======== Provided material

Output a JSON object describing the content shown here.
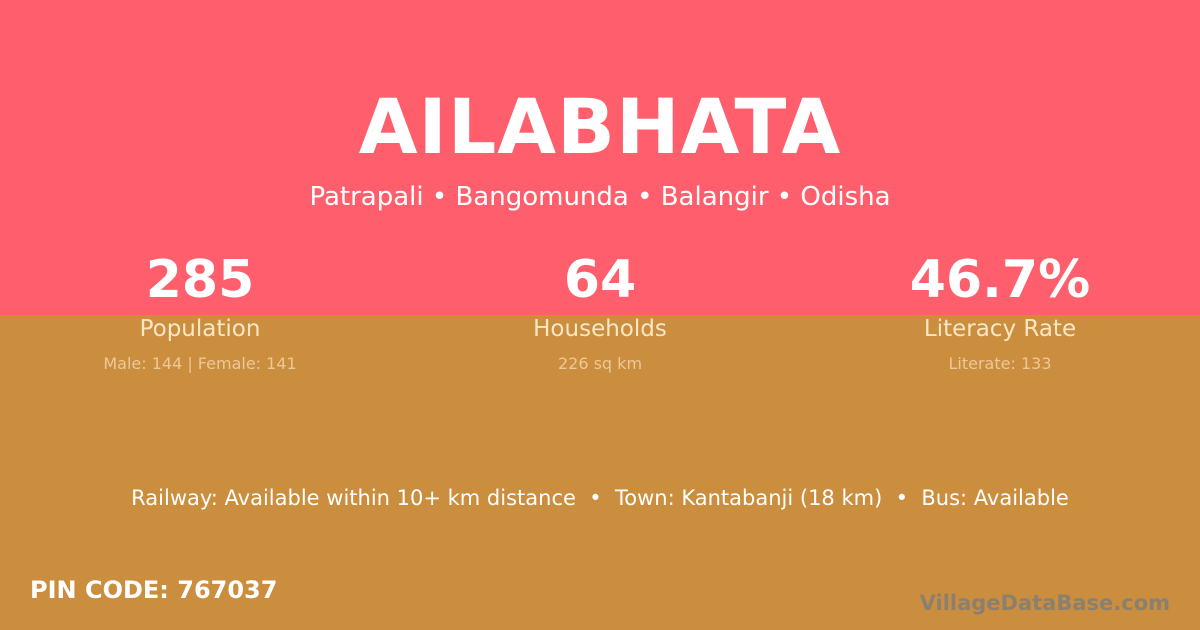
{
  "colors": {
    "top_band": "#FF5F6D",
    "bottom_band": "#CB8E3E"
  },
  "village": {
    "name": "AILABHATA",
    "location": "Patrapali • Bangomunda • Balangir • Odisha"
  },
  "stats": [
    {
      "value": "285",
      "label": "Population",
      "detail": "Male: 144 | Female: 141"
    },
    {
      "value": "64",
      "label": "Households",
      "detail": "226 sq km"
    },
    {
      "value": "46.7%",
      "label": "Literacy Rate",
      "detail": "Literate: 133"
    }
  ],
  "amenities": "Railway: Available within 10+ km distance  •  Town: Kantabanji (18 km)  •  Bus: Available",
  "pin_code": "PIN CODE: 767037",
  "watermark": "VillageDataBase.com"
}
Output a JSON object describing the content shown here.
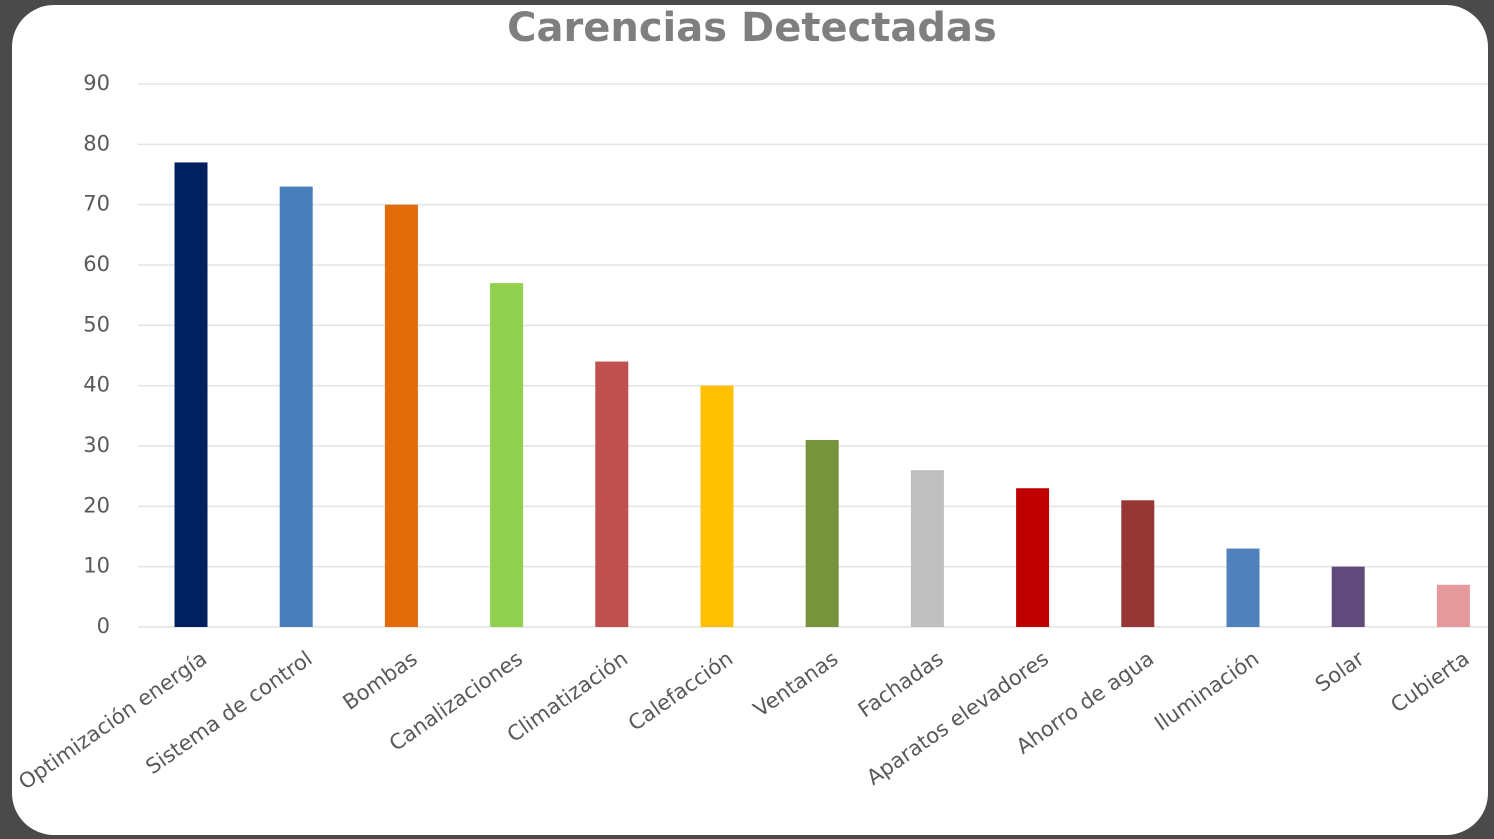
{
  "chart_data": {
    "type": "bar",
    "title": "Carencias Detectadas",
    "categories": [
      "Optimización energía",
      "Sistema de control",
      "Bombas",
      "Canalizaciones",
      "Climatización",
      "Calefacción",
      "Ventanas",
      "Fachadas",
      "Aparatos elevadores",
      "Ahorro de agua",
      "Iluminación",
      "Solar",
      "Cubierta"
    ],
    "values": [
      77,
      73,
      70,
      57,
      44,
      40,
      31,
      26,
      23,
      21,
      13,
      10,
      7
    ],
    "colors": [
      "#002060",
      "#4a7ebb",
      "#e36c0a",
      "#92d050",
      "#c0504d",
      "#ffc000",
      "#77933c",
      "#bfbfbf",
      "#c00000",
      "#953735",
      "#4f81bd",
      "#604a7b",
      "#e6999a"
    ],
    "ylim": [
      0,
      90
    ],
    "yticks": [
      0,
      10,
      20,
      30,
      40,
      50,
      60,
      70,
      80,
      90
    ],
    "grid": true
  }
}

================
======== Provided material

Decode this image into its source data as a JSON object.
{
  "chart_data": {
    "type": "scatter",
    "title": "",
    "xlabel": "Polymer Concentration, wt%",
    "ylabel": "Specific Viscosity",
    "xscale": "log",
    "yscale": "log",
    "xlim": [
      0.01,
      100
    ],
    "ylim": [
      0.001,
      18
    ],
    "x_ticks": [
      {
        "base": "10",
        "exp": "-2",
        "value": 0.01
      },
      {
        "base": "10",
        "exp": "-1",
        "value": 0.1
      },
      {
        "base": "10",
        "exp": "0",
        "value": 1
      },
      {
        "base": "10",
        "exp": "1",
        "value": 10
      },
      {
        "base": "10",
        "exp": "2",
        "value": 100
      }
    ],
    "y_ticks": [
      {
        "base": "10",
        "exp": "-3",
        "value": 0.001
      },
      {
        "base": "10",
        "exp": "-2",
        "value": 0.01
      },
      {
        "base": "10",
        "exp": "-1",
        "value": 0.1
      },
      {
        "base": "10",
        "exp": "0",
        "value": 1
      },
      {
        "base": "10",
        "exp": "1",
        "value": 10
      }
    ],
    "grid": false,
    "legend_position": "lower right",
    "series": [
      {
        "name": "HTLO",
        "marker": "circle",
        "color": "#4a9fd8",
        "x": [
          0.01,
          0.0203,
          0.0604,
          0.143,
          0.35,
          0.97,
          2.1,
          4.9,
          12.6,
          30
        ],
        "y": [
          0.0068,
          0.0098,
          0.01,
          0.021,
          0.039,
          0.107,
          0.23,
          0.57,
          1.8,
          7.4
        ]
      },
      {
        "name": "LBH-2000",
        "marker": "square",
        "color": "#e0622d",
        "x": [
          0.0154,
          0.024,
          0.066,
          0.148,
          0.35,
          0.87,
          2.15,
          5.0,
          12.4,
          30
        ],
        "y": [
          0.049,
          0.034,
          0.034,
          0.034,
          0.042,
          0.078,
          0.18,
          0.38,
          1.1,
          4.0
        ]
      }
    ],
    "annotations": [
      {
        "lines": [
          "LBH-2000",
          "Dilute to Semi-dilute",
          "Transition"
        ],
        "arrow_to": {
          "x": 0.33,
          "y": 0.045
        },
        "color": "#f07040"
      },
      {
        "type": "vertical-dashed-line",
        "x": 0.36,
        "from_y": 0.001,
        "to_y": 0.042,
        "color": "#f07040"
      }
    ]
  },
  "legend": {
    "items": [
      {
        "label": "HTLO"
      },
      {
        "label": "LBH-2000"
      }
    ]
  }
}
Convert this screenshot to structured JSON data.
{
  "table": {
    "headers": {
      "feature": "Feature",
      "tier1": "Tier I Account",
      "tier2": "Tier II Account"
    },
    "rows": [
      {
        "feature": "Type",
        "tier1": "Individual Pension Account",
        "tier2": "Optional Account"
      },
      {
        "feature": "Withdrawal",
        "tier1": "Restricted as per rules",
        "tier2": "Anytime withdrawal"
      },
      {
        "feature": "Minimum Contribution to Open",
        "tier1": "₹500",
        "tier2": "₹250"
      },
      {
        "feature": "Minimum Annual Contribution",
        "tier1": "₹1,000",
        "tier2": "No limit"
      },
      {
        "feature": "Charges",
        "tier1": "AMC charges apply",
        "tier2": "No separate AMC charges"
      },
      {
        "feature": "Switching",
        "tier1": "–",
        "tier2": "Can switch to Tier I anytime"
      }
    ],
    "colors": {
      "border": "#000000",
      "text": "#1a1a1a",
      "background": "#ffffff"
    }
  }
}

================

* **Stated task**
List every line above that contains the word "detail".

* **The solution**
      "detail": "Male: 144 | Female: 141"
      "detail": "226 sq km"
      "detail": "Literate: 133"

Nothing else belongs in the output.